## Short task
Will you transcribe all the entries word for word, skipping the pictures they hold?

## Raw records
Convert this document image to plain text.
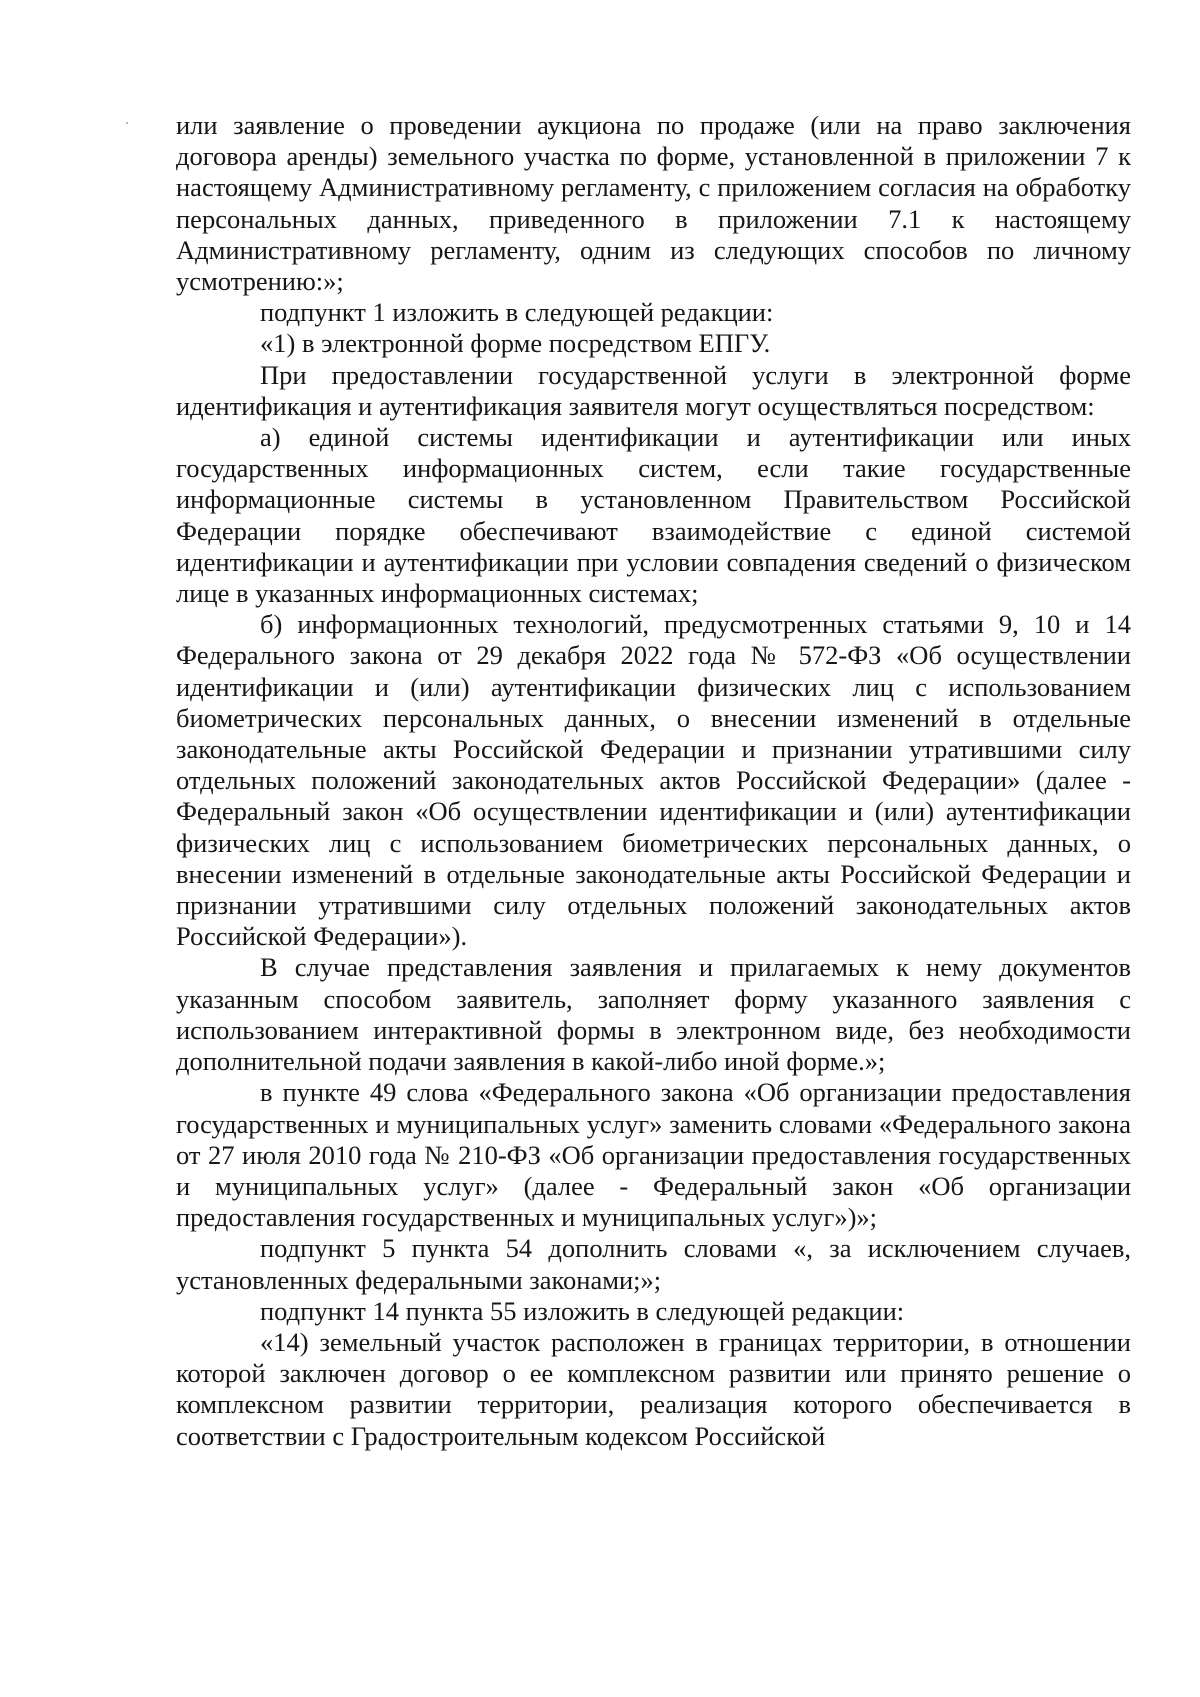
или заявление о проведении аукциона по продаже (или на право заключения договора аренды) земельного участка по форме, установленной в приложении 7 к настоящему Административному регламенту, с приложением согласия на обработку персональных данных, приведенного в приложении 7.1 к настоящему Административному регламенту, одним из следующих способов по личному усмотрению:»;

подпункт 1 изложить в следующей редакции:

«1) в электронной форме посредством ЕПГУ.

При предоставлении государственной услуги в электронной форме идентификация и аутентификация заявителя могут осуществляться посредством:

а) единой системы идентификации и аутентификации или иных государственных информационных систем, если такие государственные информационные системы в установленном Правительством Российской Федерации порядке обеспечивают взаимодействие с единой системой идентификации и аутентификации при условии совпадения сведений о физическом лице в указанных информационных системах;

б) информационных технологий, предусмотренных статьями 9, 10 и 14 Федерального закона от 29 декабря 2022 года № 572-ФЗ «Об осуществлении идентификации и (или) аутентификации физических лиц с использованием биометрических персональных данных, о внесении изменений в отдельные законодательные акты Российской Федерации и признании утратившими силу отдельных положений законодательных актов Российской Федерации» (далее - Федеральный закон «Об осуществлении идентификации и (или) аутентификации физических лиц с использованием биометрических персональных данных, о внесении изменений в отдельные законодательные акты Российской Федерации и признании утратившими силу отдельных положений законодательных актов Российской Федерации»).

В случае представления заявления и прилагаемых к нему документов указанным способом заявитель, заполняет форму указанного заявления с использованием интерактивной формы в электронном виде, без необходимости дополнительной подачи заявления в какой-либо иной форме.»;

в пункте 49 слова «Федерального закона «Об организации предоставления государственных и муниципальных услуг» заменить словами «Федерального закона от 27 июля 2010 года № 210-ФЗ «Об организации предоставления государственных и муниципальных услуг» (далее - Федеральный закон «Об организации предоставления государственных и муниципальных услуг»)»;

подпункт 5 пункта 54 дополнить словами «, за исключением случаев, установленных федеральными законами;»;

подпункт 14 пункта 55 изложить в следующей редакции:

«14) земельный участок расположен в границах территории, в отношении которой заключен договор о ее комплексном развитии или принято решение о комплексном развитии территории, реализация которого обеспечивается в соответствии с Градостроительным кодексом Российской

## Answer to the exercise
Convert this document image to plain text.
или заявление о проведении аукциона по продаже (или на право заключения договора аренды) земельного участка по форме, установленной в приложении 7 к настоящему Административному регламенту, с приложением согласия на обработку персональных данных, приведенного в приложении 7.1 к настоящему Административному регламенту, одним из следующих способов по личному усмотрению:»;

подпункт 1 изложить в следующей редакции:

«1) в электронной форме посредством ЕПГУ.

При предоставлении государственной услуги в электронной форме идентификация и аутентификация заявителя могут осуществляться посредством:

а) единой системы идентификации и аутентификации или иных государственных информационных систем, если такие государственные информационные системы в установленном Правительством Российской Федерации порядке обеспечивают взаимодействие с единой системой идентификации и аутентификации при условии совпадения сведений о физическом лице в указанных информационных системах;

б) информационных технологий, предусмотренных статьями 9, 10 и 14 Федерального закона от 29 декабря 2022 года № 572-ФЗ «Об осуществлении идентификации и (или) аутентификации физических лиц с использованием биометрических персональных данных, о внесении изменений в отдельные законодательные акты Российской Федерации и признании утратившими силу отдельных положений законодательных актов Российской Федерации» (далее - Федеральный закон «Об осуществлении идентификации и (или) аутентификации физических лиц с использованием биометрических персональных данных, о внесении изменений в отдельные законодательные акты Российской Федерации и признании утратившими силу отдельных положений законодательных актов Российской Федерации»).

В случае представления заявления и прилагаемых к нему документов указанным способом заявитель, заполняет форму указанного заявления с использованием интерактивной формы в электронном виде, без необходимости дополнительной подачи заявления в какой-либо иной форме.»;

в пункте 49 слова «Федерального закона «Об организации предоставления государственных и муниципальных услуг» заменить словами «Федерального закона от 27 июля 2010 года № 210-ФЗ «Об организации предоставления государственных и муниципальных услуг» (далее - Федеральный закон «Об организации предоставления государственных и муниципальных услуг»)»;

подпункт 5 пункта 54 дополнить словами «, за исключением случаев, установленных федеральными законами;»;

подпункт 14 пункта 55 изложить в следующей редакции:

«14) земельный участок расположен в границах территории, в отношении которой заключен договор о ее комплексном развитии или принято решение о комплексном развитии территории, реализация которого обеспечивается в соответствии с Градостроительным кодексом Российской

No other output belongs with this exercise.